SOURCE DOCUMENT:
☆ ☆ ☆ ☆
Identification of genes required for synthesis of the adhesive holdfast in Caulobacter crescentus

Abstract

Adhesion to both abiotic and biotic surfaces by the gram-negative prothescate bacterium Caulobacter crescentus is mediated by a polar organelle called the "holdfast," which enables the bacterium to form stable monolayer biofilms. The holdfast, a complex polysaccharide composed in part of N-acetylglucosamine, localizes to the tip of the stalk (a thin cylindrical extension of the cell wall and membranes). We report here the isolation of adhesion mutants with transposon insertions in an uncharacterized gene cluster involved in holdfast biogenesis (hfs) as well as in previously identified polar development genes (podJ and pleC), and the holdfast attachment genes (hfa). Clean deletions of three of the four genes in the hfs gene cluster (hfsDAB) resulted in a severe holdfast biogenesis phenotype. These mutants do not bind to surfaces or to a fluorescently labeled lectin, specific for N-acetylglucosamine. Transmission electron microscopy indicated that the hfsDAB mutants fail to synthesize a holdfast at the stalk tip. The predicted hfs gene products have significant sequence similarity to proteins necessary for exopolysaccharide export in gram-negative bacteria. HfsA has sequence similarity to GumC from Xanthomonas campestris, which is involved in exopolysaccharide export in the periplasm. HfsD has sequence similarity to Wza from Escherichia coli, an outer membrane protein involved in secretion of polysaccharide through the outer membrane. HfsB is a novel protein involved in holdfast biogenesis. These data suggest that the hfs genes play an important role in holdfast export.

FIG. 1.

Morphology of developmental mutants compared to that of wild-type strain CB15. The cellular morphology of representative populations of C. crescentus (A) CB15, (B) YB2861, and (C) YB2863 was image captured with a Nikon E800 light microscope equipped with a ×100 Apo oil objective, Princeton Instruments cooled CCD camera, and Metamorph imaging software, v.4.5.
☆ ☆ ☆ ☆
(Stored items)
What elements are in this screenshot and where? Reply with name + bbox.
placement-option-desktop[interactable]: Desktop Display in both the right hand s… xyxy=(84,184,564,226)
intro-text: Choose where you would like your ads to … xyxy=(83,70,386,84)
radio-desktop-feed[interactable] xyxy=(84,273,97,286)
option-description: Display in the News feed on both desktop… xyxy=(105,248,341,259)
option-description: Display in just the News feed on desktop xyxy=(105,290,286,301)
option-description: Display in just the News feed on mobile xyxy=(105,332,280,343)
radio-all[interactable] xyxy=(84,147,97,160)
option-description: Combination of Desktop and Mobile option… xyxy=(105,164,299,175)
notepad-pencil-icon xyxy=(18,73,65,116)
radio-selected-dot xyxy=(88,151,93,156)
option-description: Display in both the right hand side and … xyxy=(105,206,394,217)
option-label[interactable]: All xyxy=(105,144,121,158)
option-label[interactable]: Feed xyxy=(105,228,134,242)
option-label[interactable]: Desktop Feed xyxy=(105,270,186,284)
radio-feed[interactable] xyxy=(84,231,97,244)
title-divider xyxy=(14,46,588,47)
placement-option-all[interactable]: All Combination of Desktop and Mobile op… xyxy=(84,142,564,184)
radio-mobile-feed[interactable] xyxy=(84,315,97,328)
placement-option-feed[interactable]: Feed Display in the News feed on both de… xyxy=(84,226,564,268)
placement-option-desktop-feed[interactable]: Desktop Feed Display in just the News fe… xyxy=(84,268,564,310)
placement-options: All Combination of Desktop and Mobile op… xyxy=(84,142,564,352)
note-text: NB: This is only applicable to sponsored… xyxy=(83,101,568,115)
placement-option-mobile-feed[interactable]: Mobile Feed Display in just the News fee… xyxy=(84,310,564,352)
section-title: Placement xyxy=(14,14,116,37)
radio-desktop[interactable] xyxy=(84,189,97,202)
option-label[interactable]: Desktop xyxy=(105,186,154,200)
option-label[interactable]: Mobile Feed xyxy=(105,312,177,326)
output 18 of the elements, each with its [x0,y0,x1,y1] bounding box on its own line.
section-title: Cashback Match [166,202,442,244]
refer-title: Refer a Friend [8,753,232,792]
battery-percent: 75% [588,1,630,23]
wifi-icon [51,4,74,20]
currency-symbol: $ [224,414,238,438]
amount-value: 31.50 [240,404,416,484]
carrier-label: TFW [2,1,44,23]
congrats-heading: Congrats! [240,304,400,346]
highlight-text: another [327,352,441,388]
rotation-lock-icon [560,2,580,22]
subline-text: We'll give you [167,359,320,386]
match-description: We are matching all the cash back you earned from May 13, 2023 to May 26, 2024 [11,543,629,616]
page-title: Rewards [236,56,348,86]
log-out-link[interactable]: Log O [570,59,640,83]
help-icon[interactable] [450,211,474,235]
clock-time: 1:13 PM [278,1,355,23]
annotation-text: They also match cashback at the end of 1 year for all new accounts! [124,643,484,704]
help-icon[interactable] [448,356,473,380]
☆ ☆ ☆ ☆
WORK TASK: Reproduce the passage of the Caulobacter holdfast abstract starting at "Morphology of developmental" and ending at "imaging software, v.4.5.", word for word. The listing has no connection to the Caulobacter holdfast abstract.

SOLUTION:
Morphology of developmental mutants compared to that of wild-type strain CB15. The cellular morphology of representative populations of C. crescentus (A) CB15, (B) YB2861, and (C) YB2863 was image captured with a Nikon E800 light microscope equipped with a ×100 Apo oil objective, Princeton Instruments cooled CCD camera, and Metamorph imaging software, v.4.5.